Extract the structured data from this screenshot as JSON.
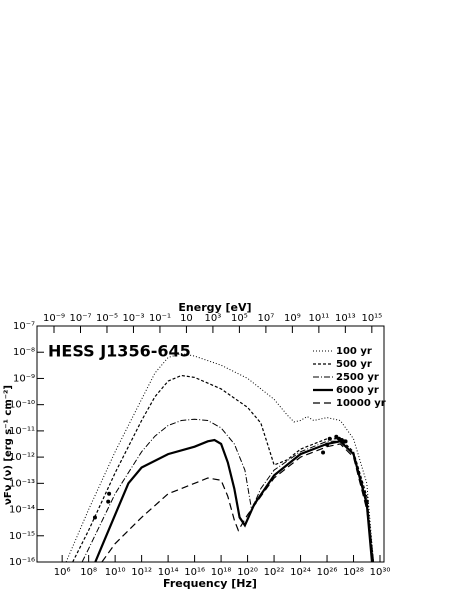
{
  "chart_data": {
    "type": "line",
    "title": "HESS J1356-645",
    "x_label": "Frequency [Hz]",
    "x2_label": "Energy [eV]",
    "y_label": "νFν (ν) [erg s⁻¹ cm⁻²]",
    "log_x": true,
    "log_y": true,
    "xlim": [
      12600,
      2e+30
    ],
    "x2lim": [
      5.2e-11,
      8300000000000000.0
    ],
    "ylim": [
      1e-16,
      1e-07
    ],
    "xticks": [
      {
        "value": 1000000.0,
        "label": "10⁶"
      },
      {
        "value": 100000000.0,
        "label": "10⁸"
      },
      {
        "value": 10000000000.0,
        "label": "10¹⁰"
      },
      {
        "value": 1000000000000.0,
        "label": "10¹²"
      },
      {
        "value": 100000000000000.0,
        "label": "10¹⁴"
      },
      {
        "value": 1e+16,
        "label": "10¹⁶"
      },
      {
        "value": 1e+18,
        "label": "10¹⁸"
      },
      {
        "value": 1e+20,
        "label": "10²⁰"
      },
      {
        "value": 1e+22,
        "label": "10²²"
      },
      {
        "value": 1e+24,
        "label": "10²⁴"
      },
      {
        "value": 1e+26,
        "label": "10²⁶"
      },
      {
        "value": 1e+28,
        "label": "10²⁸"
      },
      {
        "value": 1e+30,
        "label": "10³⁰"
      }
    ],
    "x2ticks": [
      {
        "value": 1e-09,
        "label": "10⁻⁹"
      },
      {
        "value": 1e-07,
        "label": "10⁻⁷"
      },
      {
        "value": 1e-05,
        "label": "10⁻⁵"
      },
      {
        "value": 0.001,
        "label": "10⁻³"
      },
      {
        "value": 0.1,
        "label": "10⁻¹"
      },
      {
        "value": 10,
        "label": "10"
      },
      {
        "value": 1000,
        "label": "10³"
      },
      {
        "value": 100000.0,
        "label": "10⁵"
      },
      {
        "value": 10000000.0,
        "label": "10⁷"
      },
      {
        "value": 1000000000.0,
        "label": "10⁹"
      },
      {
        "value": 100000000000.0,
        "label": "10¹¹"
      },
      {
        "value": 10000000000000.0,
        "label": "10¹³"
      },
      {
        "value": 1000000000000000.0,
        "label": "10¹⁵"
      }
    ],
    "yticks": [
      {
        "value": 1e-16,
        "label": "10⁻¹⁶"
      },
      {
        "value": 1e-15,
        "label": "10⁻¹⁵"
      },
      {
        "value": 1e-14,
        "label": "10⁻¹⁴"
      },
      {
        "value": 1e-13,
        "label": "10⁻¹³"
      },
      {
        "value": 1e-12,
        "label": "10⁻¹²"
      },
      {
        "value": 1e-11,
        "label": "10⁻¹¹"
      },
      {
        "value": 1e-10,
        "label": "10⁻¹⁰"
      },
      {
        "value": 1e-09,
        "label": "10⁻⁹"
      },
      {
        "value": 1e-08,
        "label": "10⁻⁸"
      },
      {
        "value": 1e-07,
        "label": "10⁻⁷"
      }
    ],
    "legend": "upper right",
    "series": [
      {
        "name": "100 yr",
        "color": "#000000",
        "dash": "1,2",
        "width": 1,
        "x": [
          2000000.0,
          100000000.0,
          10000000000.0,
          1000000000000.0,
          10000000000000.0,
          100000000000000.0,
          1000000000000000.0,
          1e+16,
          1e+18,
          1e+20,
          1e+22,
          1e+23,
          3.2e+23,
          1e+24,
          3.2e+24,
          1e+25,
          1e+26,
          1e+27,
          1e+28,
          1e+29,
          3.2e+29
        ],
        "values": [
          1e-16,
          1e-14,
          1.6e-12,
          1.6e-10,
          1.6e-09,
          6.3e-09,
          8.9e-09,
          7.1e-09,
          3.2e-09,
          1e-09,
          1.6e-10,
          4e-11,
          2.2e-11,
          2.5e-11,
          3.5e-11,
          2.5e-11,
          3.2e-11,
          2.5e-11,
          5e-12,
          1e-13,
          1e-16
        ]
      },
      {
        "name": "500 yr",
        "color": "#000000",
        "dash": "3,2",
        "width": 1.2,
        "x": [
          6300000.0,
          100000000.0,
          10000000000.0,
          1000000000000.0,
          10000000000000.0,
          100000000000000.0,
          1000000000000000.0,
          1e+16,
          1e+18,
          1e+20,
          1e+21,
          3.2e+21,
          1e+22,
          1e+23,
          1e+24,
          1e+25,
          1e+26,
          1e+27,
          1e+28,
          1e+29,
          3.2e+29
        ],
        "values": [
          1e-16,
          1.6e-15,
          2.5e-13,
          2.5e-11,
          2e-10,
          7.9e-10,
          1.3e-09,
          1.1e-09,
          4e-10,
          7.9e-11,
          2e-11,
          3.2e-12,
          5e-13,
          7.9e-13,
          2e-12,
          3.2e-12,
          5e-12,
          5e-12,
          1.6e-12,
          3.2e-14,
          1e-16
        ]
      },
      {
        "name": "2500 yr",
        "color": "#000000",
        "dash": "6,2,1,2",
        "width": 1,
        "x": [
          32000000.0,
          100000000.0,
          10000000000.0,
          1000000000000.0,
          10000000000000.0,
          100000000000000.0,
          1000000000000000.0,
          1e+16,
          1e+17,
          1e+18,
          1e+19,
          6.3e+19,
          2e+20,
          1e+21,
          1e+22,
          1e+24,
          1e+26,
          1e+27,
          1e+28,
          1e+29,
          3.2e+29
        ],
        "values": [
          1e-16,
          3.2e-16,
          4e-14,
          1.6e-12,
          6.3e-12,
          1.6e-11,
          2.5e-11,
          2.8e-11,
          2.5e-11,
          1.3e-11,
          3.2e-12,
          3.2e-13,
          1e-14,
          6.3e-14,
          3.2e-13,
          1.6e-12,
          4e-12,
          4e-12,
          1.3e-12,
          2.5e-14,
          1e-16
        ]
      },
      {
        "name": "6000 yr",
        "color": "#000000",
        "dash": "none",
        "width": 2.2,
        "x": [
          320000000.0,
          1000000000.0,
          10000000000.0,
          100000000000.0,
          1000000000000.0,
          100000000000000.0,
          1e+16,
          1e+17,
          3.2e+17,
          1e+18,
          3.2e+18,
          1e+19,
          2.5e+19,
          6.3e+19,
          3.2e+20,
          1e+22,
          1e+24,
          1e+26,
          1e+27,
          1e+28,
          1e+29,
          2.5e+29
        ],
        "values": [
          1e-16,
          4e-16,
          6.3e-15,
          1e-13,
          4e-13,
          1.3e-12,
          2.5e-12,
          4e-12,
          4.5e-12,
          3.2e-12,
          6.3e-13,
          6.3e-14,
          5e-15,
          2.5e-15,
          1.6e-14,
          2e-13,
          1.3e-12,
          3.2e-12,
          4e-12,
          1.3e-12,
          1.6e-14,
          1e-16
        ]
      },
      {
        "name": "10000 yr",
        "color": "#000000",
        "dash": "7,4",
        "width": 1.2,
        "x": [
          1000000000.0,
          10000000000.0,
          1000000000000.0,
          100000000000000.0,
          1e+16,
          1e+17,
          1e+18,
          3.2e+18,
          1e+19,
          2e+19,
          1e+20,
          1e+22,
          1e+24,
          1e+26,
          1e+27,
          1e+28,
          1e+29,
          3.2e+29
        ],
        "values": [
          1e-16,
          5e-16,
          5e-15,
          4e-14,
          1e-13,
          1.6e-13,
          1.3e-13,
          3.2e-14,
          4e-15,
          1.6e-15,
          6.3e-15,
          1.6e-13,
          1e-12,
          2.5e-12,
          3.2e-12,
          1e-12,
          1e-14,
          1e-16
        ]
      }
    ],
    "data_points": {
      "color": "#000000",
      "x": [
        300000000.0,
        3000000000.0,
        3500000000.0,
        5e+25,
        1e+26,
        1.6e+26,
        5e+26,
        8e+26,
        1.3e+27,
        2e+27,
        2.5e+27,
        1e+29
      ],
      "values": [
        5e-15,
        2e-14,
        4e-14,
        1.5e-12,
        3e-12,
        5e-12,
        6e-12,
        5e-12,
        4.5e-12,
        4e-12,
        4e-12,
        2e-14
      ]
    }
  }
}
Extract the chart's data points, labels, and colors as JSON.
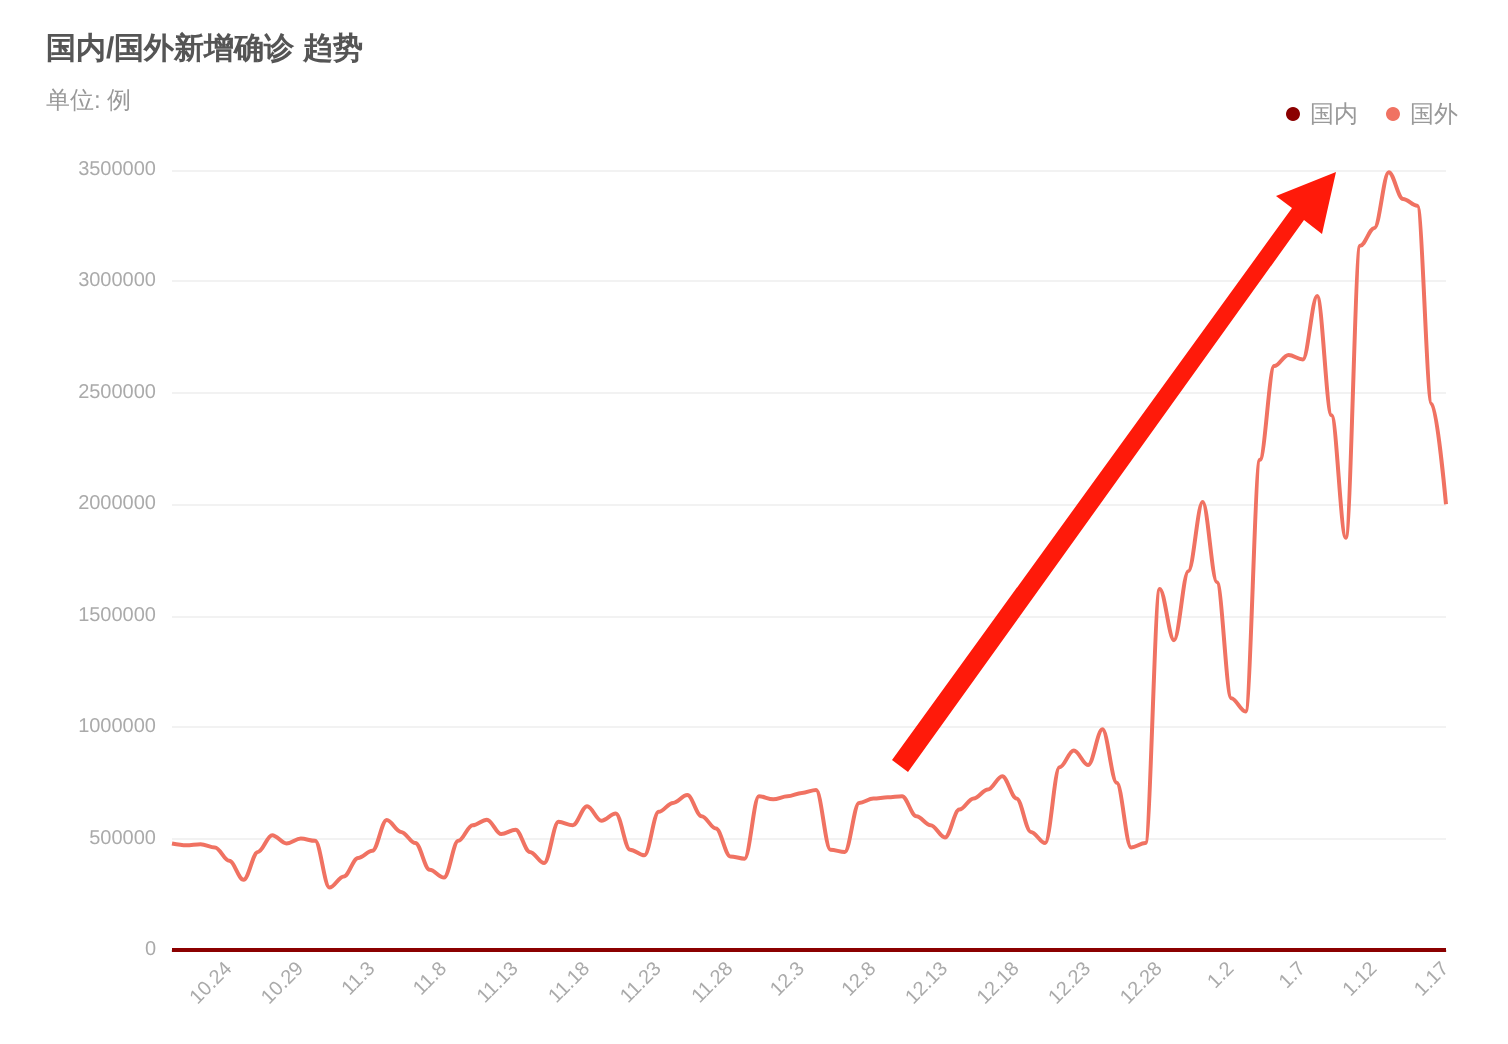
{
  "chart_data": {
    "type": "line",
    "title": "国内/国外新增确诊 趋势",
    "subtitle": "单位: 例",
    "categories": [
      null,
      null,
      null,
      null,
      "10.24",
      null,
      null,
      null,
      null,
      "10.29",
      null,
      null,
      null,
      null,
      "11.3",
      null,
      null,
      null,
      null,
      "11.8",
      null,
      null,
      null,
      null,
      "11.13",
      null,
      null,
      null,
      null,
      "11.18",
      null,
      null,
      null,
      null,
      "11.23",
      null,
      null,
      null,
      null,
      "11.28",
      null,
      null,
      null,
      null,
      "12.3",
      null,
      null,
      null,
      null,
      "12.8",
      null,
      null,
      null,
      null,
      "12.13",
      null,
      null,
      null,
      null,
      "12.18",
      null,
      null,
      null,
      null,
      "12.23",
      null,
      null,
      null,
      null,
      "12.28",
      null,
      null,
      null,
      null,
      "1.2",
      null,
      null,
      null,
      null,
      "1.7",
      null,
      null,
      null,
      null,
      "1.12",
      null,
      null,
      null,
      null,
      "1.17"
    ],
    "series": [
      {
        "name": "国内",
        "color": "#8b0000",
        "values": [
          0,
          0,
          0,
          0,
          0,
          0,
          0,
          0,
          0,
          0,
          0,
          0,
          0,
          0,
          0,
          0,
          0,
          0,
          0,
          0,
          0,
          0,
          0,
          0,
          0,
          0,
          0,
          0,
          0,
          0,
          0,
          0,
          0,
          0,
          0,
          0,
          0,
          0,
          0,
          0,
          0,
          0,
          0,
          0,
          0,
          0,
          0,
          0,
          0,
          0,
          0,
          0,
          0,
          0,
          0,
          0,
          0,
          0,
          0,
          0,
          0,
          0,
          0,
          0,
          0,
          0,
          0,
          0,
          0,
          0,
          0,
          0,
          0,
          0,
          0,
          0,
          0,
          0,
          0,
          0,
          0,
          0,
          0,
          0,
          0,
          0,
          0,
          0,
          0,
          0
        ]
      },
      {
        "name": "国外",
        "color": "#f07262",
        "values": [
          478000,
          470000,
          475000,
          460000,
          400000,
          315000,
          440000,
          515000,
          478000,
          500000,
          490000,
          280000,
          330000,
          413000,
          445000,
          583000,
          530000,
          480000,
          360000,
          325000,
          490000,
          560000,
          585000,
          520000,
          540000,
          440000,
          390000,
          575000,
          560000,
          645000,
          580000,
          612000,
          450000,
          425000,
          620000,
          660000,
          695000,
          600000,
          545000,
          420000,
          410000,
          690000,
          676000,
          690000,
          705000,
          718000,
          450000,
          440000,
          660000,
          680000,
          685000,
          690000,
          600000,
          560000,
          505000,
          630000,
          680000,
          720000,
          780000,
          680000,
          530000,
          480000,
          820000,
          895000,
          830000,
          990000,
          750000,
          460000,
          480000,
          1620000,
          1390000,
          1700000,
          2010000,
          1650000,
          1130000,
          1070000,
          2200000,
          2620000,
          2670000,
          2650000,
          2935000,
          2400000,
          1850000,
          3160000,
          3240000,
          3490000,
          3370000,
          3340000,
          2450000,
          2000000
        ]
      }
    ],
    "ylim": [
      0,
      3500000
    ],
    "yticks": [
      0,
      500000,
      1000000,
      1500000,
      2000000,
      2500000,
      3000000,
      3500000
    ],
    "grid": "y",
    "legend": "top right",
    "marker": "none"
  }
}
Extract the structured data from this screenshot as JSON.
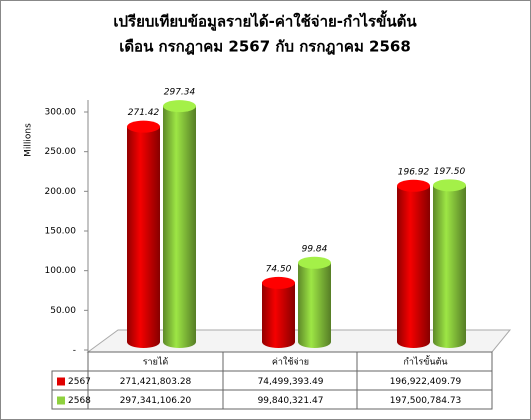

+ + +

**What you have to do**
Go through the listing above and return every line where the word "name" occurs.

**Solution to this problem**
        "name": "100 yr",
        "name": "500 yr",
        "name": "2500 yr",
        "name": "6000 yr",
        "name": "10000 yr",
        "name": "国内",
        "name": "国外",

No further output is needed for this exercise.